Using the material below, work out how many lines contain the word "text". Reply with the number and nothing more.
START
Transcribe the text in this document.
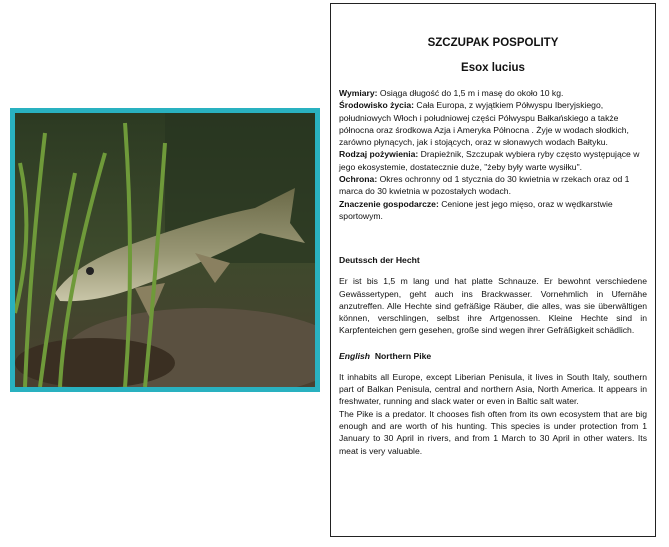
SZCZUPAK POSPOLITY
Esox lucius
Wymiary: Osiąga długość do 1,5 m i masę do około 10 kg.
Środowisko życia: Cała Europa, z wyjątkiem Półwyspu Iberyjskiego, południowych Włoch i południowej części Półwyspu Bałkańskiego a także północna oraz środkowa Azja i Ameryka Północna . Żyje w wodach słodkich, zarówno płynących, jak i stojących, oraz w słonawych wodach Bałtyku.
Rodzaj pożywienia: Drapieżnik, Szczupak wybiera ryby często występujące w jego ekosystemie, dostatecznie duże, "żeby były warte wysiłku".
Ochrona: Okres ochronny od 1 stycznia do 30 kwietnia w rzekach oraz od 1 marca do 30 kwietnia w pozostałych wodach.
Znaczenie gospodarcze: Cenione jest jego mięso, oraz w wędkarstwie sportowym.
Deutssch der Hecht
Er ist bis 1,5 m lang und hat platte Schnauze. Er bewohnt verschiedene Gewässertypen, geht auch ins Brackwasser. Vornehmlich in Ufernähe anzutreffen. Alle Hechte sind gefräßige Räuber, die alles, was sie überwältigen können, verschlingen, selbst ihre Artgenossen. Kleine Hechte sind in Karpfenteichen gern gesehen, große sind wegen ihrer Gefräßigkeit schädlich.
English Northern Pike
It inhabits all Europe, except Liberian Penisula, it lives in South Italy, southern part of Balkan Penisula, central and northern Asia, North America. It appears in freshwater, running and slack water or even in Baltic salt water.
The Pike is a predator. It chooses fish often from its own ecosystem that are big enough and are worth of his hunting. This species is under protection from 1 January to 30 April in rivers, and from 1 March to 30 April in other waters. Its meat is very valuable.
END
START
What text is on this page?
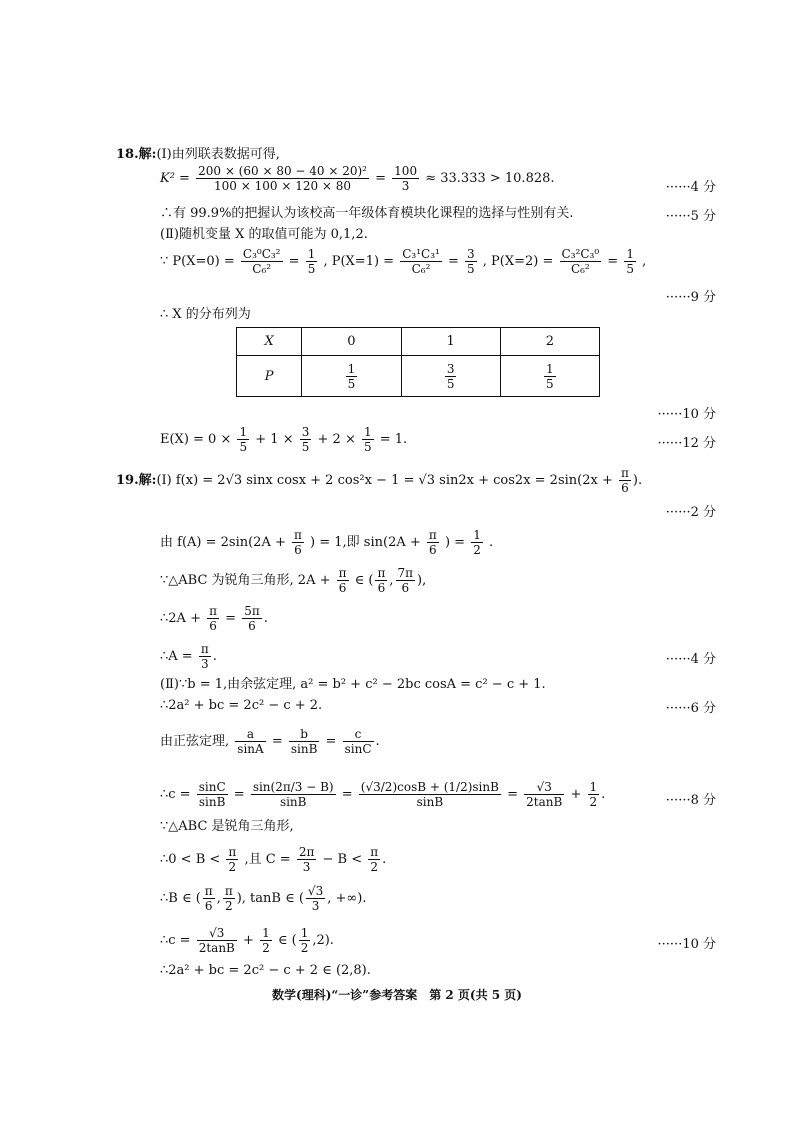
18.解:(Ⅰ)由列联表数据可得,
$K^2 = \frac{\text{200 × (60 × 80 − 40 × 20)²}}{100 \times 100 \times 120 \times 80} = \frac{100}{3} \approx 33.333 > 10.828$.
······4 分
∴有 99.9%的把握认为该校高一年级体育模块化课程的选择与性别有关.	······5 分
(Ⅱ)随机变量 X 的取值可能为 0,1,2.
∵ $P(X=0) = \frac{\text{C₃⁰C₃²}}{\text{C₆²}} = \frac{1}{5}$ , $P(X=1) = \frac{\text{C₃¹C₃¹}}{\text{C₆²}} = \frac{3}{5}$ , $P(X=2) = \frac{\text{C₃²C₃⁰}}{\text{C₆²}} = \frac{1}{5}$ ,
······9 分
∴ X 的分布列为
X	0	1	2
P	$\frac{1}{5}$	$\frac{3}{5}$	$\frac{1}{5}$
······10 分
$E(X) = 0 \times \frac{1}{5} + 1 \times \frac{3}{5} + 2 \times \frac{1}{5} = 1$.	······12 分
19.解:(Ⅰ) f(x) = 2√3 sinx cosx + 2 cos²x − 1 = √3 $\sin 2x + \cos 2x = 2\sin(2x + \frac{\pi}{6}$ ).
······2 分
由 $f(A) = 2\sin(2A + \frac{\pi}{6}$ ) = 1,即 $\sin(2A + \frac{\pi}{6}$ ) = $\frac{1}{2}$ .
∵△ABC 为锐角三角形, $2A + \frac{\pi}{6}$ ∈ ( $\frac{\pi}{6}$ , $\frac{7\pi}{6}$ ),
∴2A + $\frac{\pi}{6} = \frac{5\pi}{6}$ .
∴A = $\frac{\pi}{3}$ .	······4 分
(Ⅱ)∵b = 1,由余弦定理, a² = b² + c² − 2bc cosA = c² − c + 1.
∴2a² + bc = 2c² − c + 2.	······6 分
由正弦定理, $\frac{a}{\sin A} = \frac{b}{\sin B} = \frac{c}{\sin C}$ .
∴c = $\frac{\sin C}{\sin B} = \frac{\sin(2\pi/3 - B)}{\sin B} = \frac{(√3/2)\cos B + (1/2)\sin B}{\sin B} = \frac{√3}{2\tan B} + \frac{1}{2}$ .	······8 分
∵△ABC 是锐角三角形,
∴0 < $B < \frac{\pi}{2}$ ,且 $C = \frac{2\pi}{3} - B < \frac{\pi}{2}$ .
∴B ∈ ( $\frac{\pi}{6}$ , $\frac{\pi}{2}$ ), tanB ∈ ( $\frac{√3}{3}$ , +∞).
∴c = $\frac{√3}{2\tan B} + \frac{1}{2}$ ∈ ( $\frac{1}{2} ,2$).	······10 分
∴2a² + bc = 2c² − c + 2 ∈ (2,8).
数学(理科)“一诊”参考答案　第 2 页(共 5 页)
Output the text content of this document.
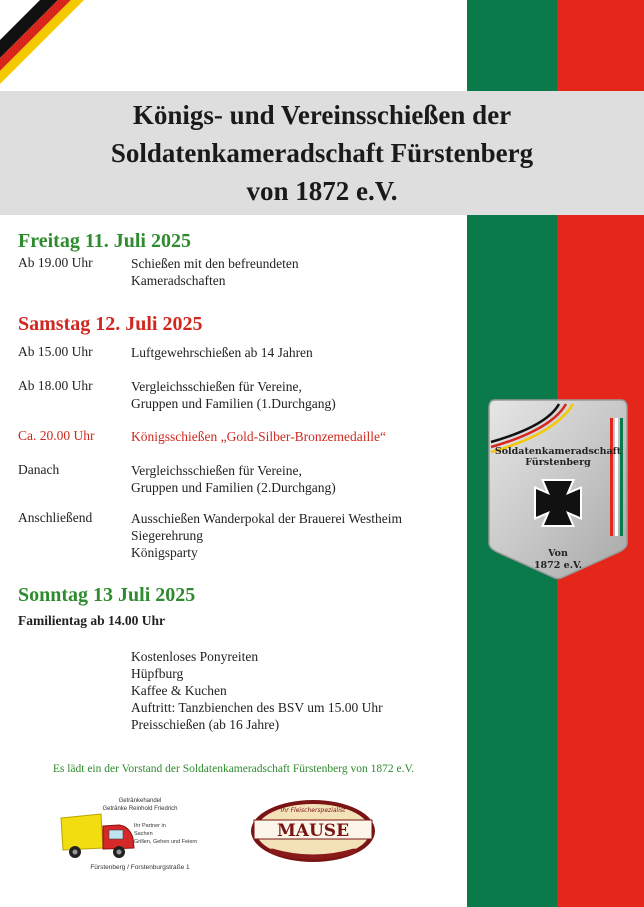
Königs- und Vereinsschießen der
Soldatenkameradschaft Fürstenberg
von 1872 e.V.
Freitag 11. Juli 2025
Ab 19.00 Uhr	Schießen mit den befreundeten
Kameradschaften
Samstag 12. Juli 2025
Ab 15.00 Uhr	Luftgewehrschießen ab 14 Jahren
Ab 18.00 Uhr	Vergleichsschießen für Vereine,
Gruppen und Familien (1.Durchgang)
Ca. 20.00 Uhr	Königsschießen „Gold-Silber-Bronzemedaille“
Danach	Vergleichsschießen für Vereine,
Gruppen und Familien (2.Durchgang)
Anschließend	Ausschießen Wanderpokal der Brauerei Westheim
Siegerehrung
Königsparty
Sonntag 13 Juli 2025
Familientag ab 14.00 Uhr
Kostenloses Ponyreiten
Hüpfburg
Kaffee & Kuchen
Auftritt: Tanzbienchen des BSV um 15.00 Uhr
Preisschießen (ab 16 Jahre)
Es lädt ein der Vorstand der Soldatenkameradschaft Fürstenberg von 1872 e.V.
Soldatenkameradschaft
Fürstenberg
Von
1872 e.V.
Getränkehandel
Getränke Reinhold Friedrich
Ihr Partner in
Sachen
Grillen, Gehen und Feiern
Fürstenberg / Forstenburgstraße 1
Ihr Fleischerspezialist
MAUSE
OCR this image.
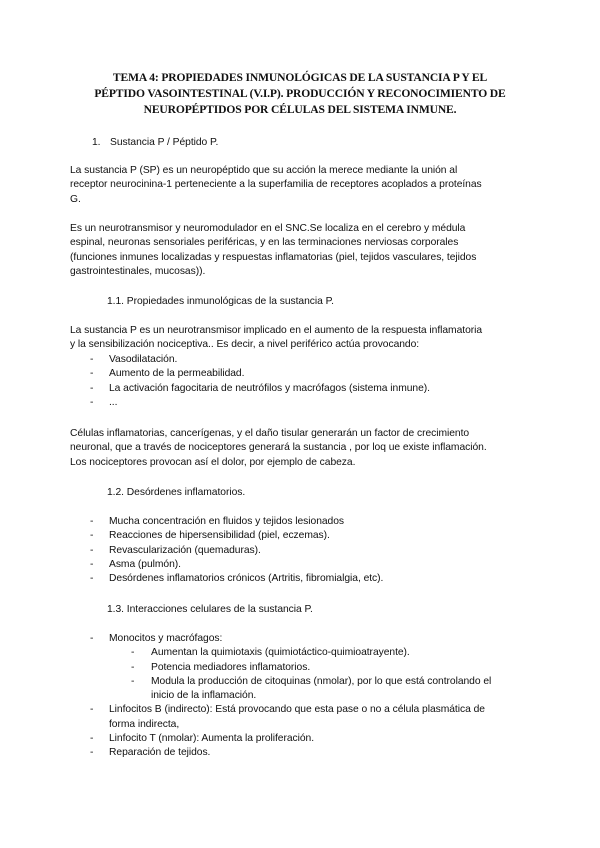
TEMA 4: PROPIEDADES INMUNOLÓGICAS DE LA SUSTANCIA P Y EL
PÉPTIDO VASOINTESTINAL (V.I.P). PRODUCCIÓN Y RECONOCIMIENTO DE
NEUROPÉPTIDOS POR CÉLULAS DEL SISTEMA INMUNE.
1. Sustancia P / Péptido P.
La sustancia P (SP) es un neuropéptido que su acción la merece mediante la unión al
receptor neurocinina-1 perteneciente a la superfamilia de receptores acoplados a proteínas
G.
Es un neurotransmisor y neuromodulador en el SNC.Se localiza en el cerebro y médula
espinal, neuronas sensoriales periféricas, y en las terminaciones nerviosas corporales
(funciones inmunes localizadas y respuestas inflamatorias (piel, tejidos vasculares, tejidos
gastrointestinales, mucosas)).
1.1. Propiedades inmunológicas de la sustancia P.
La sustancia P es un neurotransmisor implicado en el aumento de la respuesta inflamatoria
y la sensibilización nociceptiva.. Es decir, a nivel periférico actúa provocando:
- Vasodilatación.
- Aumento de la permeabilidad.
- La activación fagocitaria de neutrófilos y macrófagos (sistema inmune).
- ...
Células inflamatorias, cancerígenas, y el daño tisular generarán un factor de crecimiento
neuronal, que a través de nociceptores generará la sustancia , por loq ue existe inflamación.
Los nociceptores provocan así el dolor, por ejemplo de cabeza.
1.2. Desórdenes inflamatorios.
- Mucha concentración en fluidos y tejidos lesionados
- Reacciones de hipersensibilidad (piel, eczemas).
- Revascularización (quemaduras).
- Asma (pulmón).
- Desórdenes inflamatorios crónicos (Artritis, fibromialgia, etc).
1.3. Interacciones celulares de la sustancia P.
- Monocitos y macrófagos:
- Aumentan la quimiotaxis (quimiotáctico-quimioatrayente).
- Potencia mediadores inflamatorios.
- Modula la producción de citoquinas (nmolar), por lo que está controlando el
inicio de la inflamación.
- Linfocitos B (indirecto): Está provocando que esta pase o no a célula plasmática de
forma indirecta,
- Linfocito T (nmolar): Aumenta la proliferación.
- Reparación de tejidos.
END
● Answer for this exercise:
5